Copy each line of the data below verbatim, without altering any character.

_DATA SHOWN:_
START

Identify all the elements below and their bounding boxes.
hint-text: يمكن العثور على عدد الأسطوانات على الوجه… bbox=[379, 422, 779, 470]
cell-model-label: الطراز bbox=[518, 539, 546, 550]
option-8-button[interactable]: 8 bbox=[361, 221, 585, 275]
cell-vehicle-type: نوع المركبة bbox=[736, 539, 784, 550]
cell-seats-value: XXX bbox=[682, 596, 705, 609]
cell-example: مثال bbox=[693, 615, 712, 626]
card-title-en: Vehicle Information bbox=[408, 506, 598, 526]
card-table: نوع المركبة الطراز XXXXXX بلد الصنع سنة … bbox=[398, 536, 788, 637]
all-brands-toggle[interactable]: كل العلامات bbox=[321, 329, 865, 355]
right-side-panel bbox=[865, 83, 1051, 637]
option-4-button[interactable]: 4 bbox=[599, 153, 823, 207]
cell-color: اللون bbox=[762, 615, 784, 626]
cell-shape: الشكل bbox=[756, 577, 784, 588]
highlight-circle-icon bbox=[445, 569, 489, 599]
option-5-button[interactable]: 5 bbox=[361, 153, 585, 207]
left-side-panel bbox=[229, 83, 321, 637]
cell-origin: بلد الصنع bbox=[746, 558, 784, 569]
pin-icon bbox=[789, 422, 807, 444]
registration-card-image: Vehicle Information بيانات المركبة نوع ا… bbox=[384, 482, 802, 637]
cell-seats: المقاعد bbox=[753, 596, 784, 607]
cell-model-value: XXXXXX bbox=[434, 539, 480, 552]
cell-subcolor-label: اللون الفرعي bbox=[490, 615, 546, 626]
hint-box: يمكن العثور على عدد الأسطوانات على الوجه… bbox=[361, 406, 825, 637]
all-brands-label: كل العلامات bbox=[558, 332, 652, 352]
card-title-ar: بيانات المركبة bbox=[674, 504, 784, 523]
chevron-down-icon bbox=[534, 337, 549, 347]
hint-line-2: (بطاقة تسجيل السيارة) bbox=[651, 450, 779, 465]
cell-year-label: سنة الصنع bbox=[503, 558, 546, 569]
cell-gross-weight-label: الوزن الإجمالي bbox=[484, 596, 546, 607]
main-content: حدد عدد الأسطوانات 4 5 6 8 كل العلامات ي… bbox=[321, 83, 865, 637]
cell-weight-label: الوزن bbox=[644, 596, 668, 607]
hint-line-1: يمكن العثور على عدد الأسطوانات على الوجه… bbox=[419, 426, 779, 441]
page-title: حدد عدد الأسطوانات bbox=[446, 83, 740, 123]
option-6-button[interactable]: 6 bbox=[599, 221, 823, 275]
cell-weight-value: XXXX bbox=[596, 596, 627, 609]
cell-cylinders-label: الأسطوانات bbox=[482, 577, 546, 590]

END

_RESPONSE TO THE EXERCISE:_
Identify all the elements below and their bounding boxes.
hint-text: يمكن العثور على عدد الأسطوانات على الوجه… bbox=[379, 422, 779, 470]
cell-model-label: الطراز bbox=[518, 539, 546, 550]
option-8-button[interactable]: 8 bbox=[361, 221, 585, 275]
cell-vehicle-type: نوع المركبة bbox=[736, 539, 784, 550]
cell-seats-value: XXX bbox=[682, 596, 705, 609]
cell-example: مثال bbox=[693, 615, 712, 626]
card-title-en: Vehicle Information bbox=[408, 506, 598, 526]
card-table: نوع المركبة الطراز XXXXXX بلد الصنع سنة … bbox=[398, 536, 788, 637]
all-brands-toggle[interactable]: كل العلامات bbox=[321, 329, 865, 355]
right-side-panel bbox=[865, 83, 1051, 637]
option-4-button[interactable]: 4 bbox=[599, 153, 823, 207]
cell-color: اللون bbox=[762, 615, 784, 626]
cell-shape: الشكل bbox=[756, 577, 784, 588]
highlight-circle-icon bbox=[445, 569, 489, 599]
option-5-button[interactable]: 5 bbox=[361, 153, 585, 207]
left-side-panel bbox=[229, 83, 321, 637]
cell-origin: بلد الصنع bbox=[746, 558, 784, 569]
pin-icon bbox=[789, 422, 807, 444]
registration-card-image: Vehicle Information بيانات المركبة نوع ا… bbox=[384, 482, 802, 637]
cell-seats: المقاعد bbox=[753, 596, 784, 607]
cell-model-value: XXXXXX bbox=[434, 539, 480, 552]
cell-subcolor-label: اللون الفرعي bbox=[490, 615, 546, 626]
hint-box: يمكن العثور على عدد الأسطوانات على الوجه… bbox=[361, 406, 825, 637]
all-brands-label: كل العلامات bbox=[558, 332, 652, 352]
card-title-ar: بيانات المركبة bbox=[674, 504, 784, 523]
chevron-down-icon bbox=[534, 337, 549, 347]
hint-line-2: (بطاقة تسجيل السيارة) bbox=[651, 450, 779, 465]
cell-year-label: سنة الصنع bbox=[503, 558, 546, 569]
cell-gross-weight-label: الوزن الإجمالي bbox=[484, 596, 546, 607]
main-content: حدد عدد الأسطوانات 4 5 6 8 كل العلامات ي… bbox=[321, 83, 865, 637]
cell-weight-label: الوزن bbox=[644, 596, 668, 607]
hint-line-1: يمكن العثور على عدد الأسطوانات على الوجه… bbox=[419, 426, 779, 441]
page-title: حدد عدد الأسطوانات bbox=[446, 83, 740, 123]
option-6-button[interactable]: 6 bbox=[599, 221, 823, 275]
cell-weight-value: XXXX bbox=[596, 596, 627, 609]
cell-cylinders-label: الأسطوانات bbox=[482, 577, 546, 590]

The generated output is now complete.